Saved entries
____
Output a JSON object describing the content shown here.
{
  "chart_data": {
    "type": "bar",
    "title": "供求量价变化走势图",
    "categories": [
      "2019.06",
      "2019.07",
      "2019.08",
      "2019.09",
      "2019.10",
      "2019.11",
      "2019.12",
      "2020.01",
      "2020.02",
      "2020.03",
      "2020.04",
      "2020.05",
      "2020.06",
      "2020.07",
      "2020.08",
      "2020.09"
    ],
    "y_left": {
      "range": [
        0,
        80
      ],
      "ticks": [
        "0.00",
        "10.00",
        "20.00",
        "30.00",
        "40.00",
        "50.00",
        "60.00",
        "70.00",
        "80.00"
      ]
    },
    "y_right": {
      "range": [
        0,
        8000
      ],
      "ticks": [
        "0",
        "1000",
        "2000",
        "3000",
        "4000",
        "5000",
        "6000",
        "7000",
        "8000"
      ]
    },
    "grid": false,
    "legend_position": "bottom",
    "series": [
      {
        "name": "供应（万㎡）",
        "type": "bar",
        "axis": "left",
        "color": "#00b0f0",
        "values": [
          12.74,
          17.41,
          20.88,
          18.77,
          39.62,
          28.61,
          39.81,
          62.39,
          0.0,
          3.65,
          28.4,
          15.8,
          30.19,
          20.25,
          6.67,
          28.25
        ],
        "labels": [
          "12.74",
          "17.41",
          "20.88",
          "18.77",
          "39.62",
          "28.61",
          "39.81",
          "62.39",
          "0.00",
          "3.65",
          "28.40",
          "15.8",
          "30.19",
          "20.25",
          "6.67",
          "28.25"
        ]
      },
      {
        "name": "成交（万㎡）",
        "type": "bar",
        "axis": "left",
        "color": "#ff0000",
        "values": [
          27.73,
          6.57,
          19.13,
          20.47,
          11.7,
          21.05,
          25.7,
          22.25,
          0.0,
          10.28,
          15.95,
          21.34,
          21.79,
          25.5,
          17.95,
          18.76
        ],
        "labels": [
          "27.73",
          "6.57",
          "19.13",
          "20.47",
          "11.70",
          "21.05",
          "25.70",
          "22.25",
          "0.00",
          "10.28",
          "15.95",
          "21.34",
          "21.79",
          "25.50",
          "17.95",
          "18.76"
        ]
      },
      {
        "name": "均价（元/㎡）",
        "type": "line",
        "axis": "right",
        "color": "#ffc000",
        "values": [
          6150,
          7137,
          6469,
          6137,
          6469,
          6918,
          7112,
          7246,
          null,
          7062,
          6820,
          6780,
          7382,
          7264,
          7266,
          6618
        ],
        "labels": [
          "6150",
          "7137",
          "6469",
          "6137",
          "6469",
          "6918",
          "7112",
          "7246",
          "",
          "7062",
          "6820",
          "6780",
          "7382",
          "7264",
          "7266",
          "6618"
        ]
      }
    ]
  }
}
____
*Exercise*:
Quote the whole listing above, leaving nothing out.

*Problem solution*:
Output a JSON object describing the content shown here.
{
  "chart_data": {
    "type": "bar",
    "title": "供求量价变化走势图",
    "categories": [
      "2019.06",
      "2019.07",
      "2019.08",
      "2019.09",
      "2019.10",
      "2019.11",
      "2019.12",
      "2020.01",
      "2020.02",
      "2020.03",
      "2020.04",
      "2020.05",
      "2020.06",
      "2020.07",
      "2020.08",
      "2020.09"
    ],
    "y_left": {
      "range": [
        0,
        80
      ],
      "ticks": [
        "0.00",
        "10.00",
        "20.00",
        "30.00",
        "40.00",
        "50.00",
        "60.00",
        "70.00",
        "80.00"
      ]
    },
    "y_right": {
      "range": [
        0,
        8000
      ],
      "ticks": [
        "0",
        "1000",
        "2000",
        "3000",
        "4000",
        "5000",
        "6000",
        "7000",
        "8000"
      ]
    },
    "grid": false,
    "legend_position": "bottom",
    "series": [
      {
        "name": "供应（万㎡）",
        "type": "bar",
        "axis": "left",
        "color": "#00b0f0",
        "values": [
          12.74,
          17.41,
          20.88,
          18.77,
          39.62,
          28.61,
          39.81,
          62.39,
          0.0,
          3.65,
          28.4,
          15.8,
          30.19,
          20.25,
          6.67,
          28.25
        ],
        "labels": [
          "12.74",
          "17.41",
          "20.88",
          "18.77",
          "39.62",
          "28.61",
          "39.81",
          "62.39",
          "0.00",
          "3.65",
          "28.40",
          "15.8",
          "30.19",
          "20.25",
          "6.67",
          "28.25"
        ]
      },
      {
        "name": "成交（万㎡）",
        "type": "bar",
        "axis": "left",
        "color": "#ff0000",
        "values": [
          27.73,
          6.57,
          19.13,
          20.47,
          11.7,
          21.05,
          25.7,
          22.25,
          0.0,
          10.28,
          15.95,
          21.34,
          21.79,
          25.5,
          17.95,
          18.76
        ],
        "labels": [
          "27.73",
          "6.57",
          "19.13",
          "20.47",
          "11.70",
          "21.05",
          "25.70",
          "22.25",
          "0.00",
          "10.28",
          "15.95",
          "21.34",
          "21.79",
          "25.50",
          "17.95",
          "18.76"
        ]
      },
      {
        "name": "均价（元/㎡）",
        "type": "line",
        "axis": "right",
        "color": "#ffc000",
        "values": [
          6150,
          7137,
          6469,
          6137,
          6469,
          6918,
          7112,
          7246,
          null,
          7062,
          6820,
          6780,
          7382,
          7264,
          7266,
          6618
        ],
        "labels": [
          "6150",
          "7137",
          "6469",
          "6137",
          "6469",
          "6918",
          "7112",
          "7246",
          "",
          "7062",
          "6820",
          "6780",
          "7382",
          "7264",
          "7266",
          "6618"
        ]
      }
    ]
  }
}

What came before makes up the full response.